— BEGIN DATASET ENTRIES —

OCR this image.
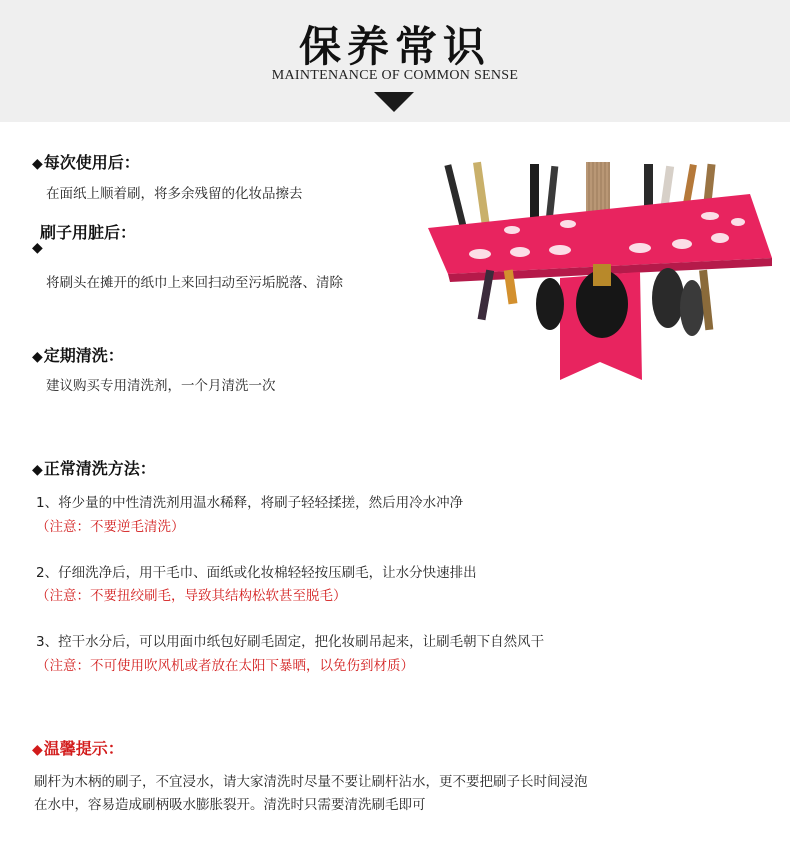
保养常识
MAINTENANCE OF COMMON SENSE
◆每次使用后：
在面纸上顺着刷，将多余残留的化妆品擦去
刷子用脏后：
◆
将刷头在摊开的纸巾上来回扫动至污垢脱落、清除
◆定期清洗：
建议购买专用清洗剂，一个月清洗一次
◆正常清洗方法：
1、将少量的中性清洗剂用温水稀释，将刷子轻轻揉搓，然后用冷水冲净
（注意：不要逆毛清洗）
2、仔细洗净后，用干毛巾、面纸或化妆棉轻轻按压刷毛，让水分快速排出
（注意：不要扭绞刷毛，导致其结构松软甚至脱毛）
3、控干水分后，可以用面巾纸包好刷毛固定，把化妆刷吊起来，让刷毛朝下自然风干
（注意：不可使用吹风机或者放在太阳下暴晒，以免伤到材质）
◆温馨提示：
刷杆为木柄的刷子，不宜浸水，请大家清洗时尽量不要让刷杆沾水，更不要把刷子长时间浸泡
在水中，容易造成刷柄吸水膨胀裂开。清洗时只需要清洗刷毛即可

— END DATASET ENTRIES —
— BEGIN DATASET ENTRIES —

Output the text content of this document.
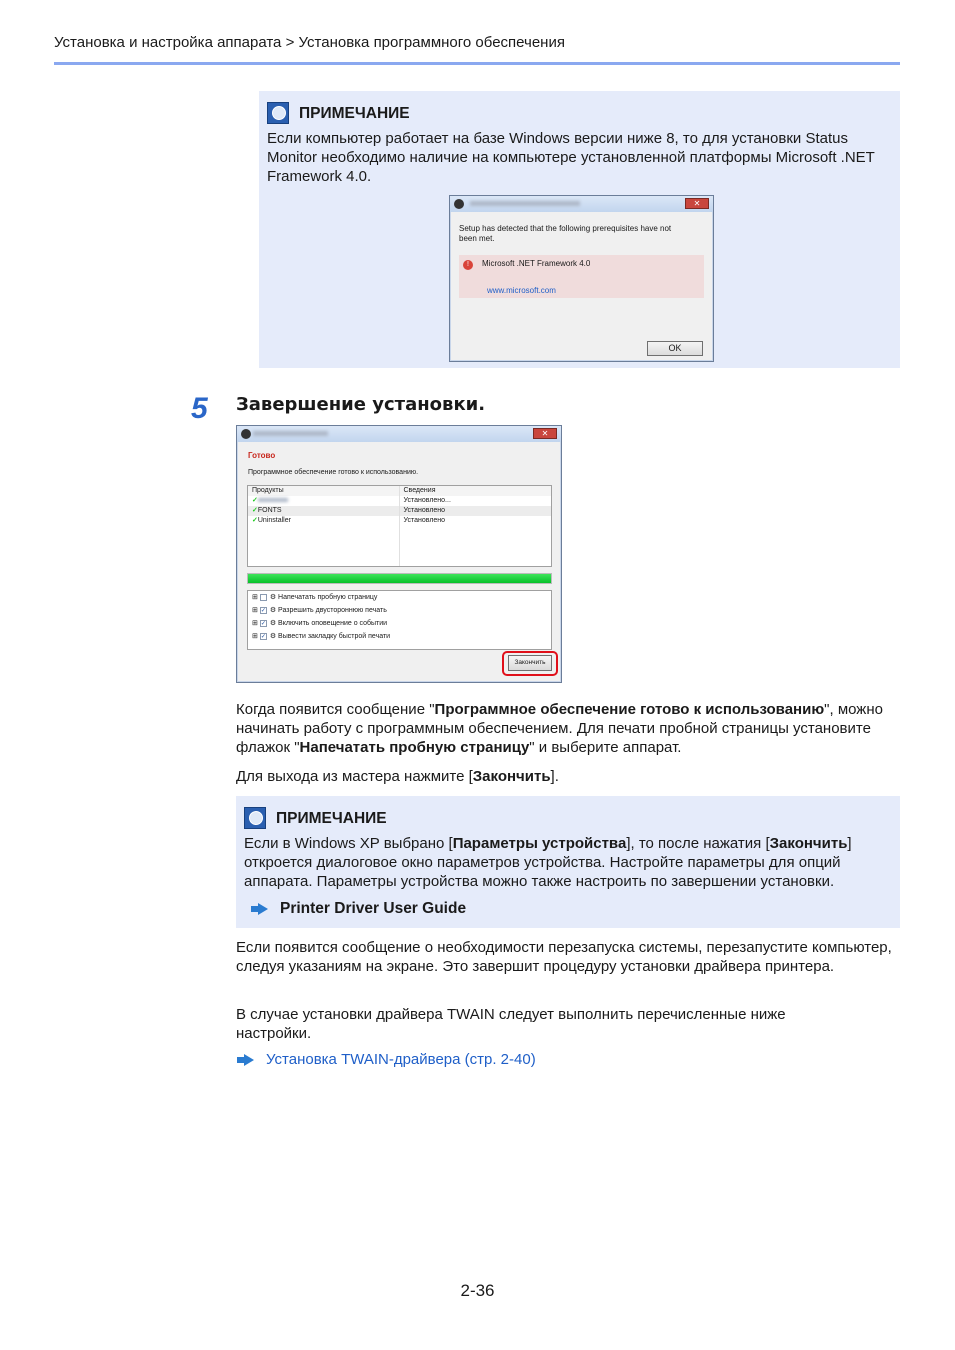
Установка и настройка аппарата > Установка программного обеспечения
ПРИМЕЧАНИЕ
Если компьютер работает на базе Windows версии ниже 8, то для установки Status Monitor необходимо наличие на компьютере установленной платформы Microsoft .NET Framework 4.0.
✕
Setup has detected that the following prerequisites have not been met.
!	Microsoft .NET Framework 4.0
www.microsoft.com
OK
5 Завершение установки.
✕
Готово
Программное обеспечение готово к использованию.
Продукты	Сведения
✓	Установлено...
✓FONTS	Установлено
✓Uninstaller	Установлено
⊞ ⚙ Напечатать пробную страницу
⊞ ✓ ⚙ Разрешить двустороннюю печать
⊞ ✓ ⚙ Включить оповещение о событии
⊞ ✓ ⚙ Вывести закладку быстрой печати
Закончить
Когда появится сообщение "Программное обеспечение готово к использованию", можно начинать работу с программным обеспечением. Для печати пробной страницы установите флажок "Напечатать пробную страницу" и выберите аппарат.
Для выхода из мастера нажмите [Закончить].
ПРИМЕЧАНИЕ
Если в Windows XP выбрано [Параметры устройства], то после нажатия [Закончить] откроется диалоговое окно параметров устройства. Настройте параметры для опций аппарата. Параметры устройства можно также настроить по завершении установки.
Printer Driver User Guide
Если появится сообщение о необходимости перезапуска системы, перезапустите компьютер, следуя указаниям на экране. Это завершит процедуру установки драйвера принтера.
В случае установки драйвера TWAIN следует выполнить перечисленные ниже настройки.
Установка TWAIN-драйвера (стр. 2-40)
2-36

— END DATASET ENTRIES —

TASK TO CARRY OUT: Search the entries for the word "Установлено" and gather every line where it appears.

RESULT FOR THIS EXERCISE:
✓	Установлено...
✓FONTS	Установлено
✓Uninstaller	Установлено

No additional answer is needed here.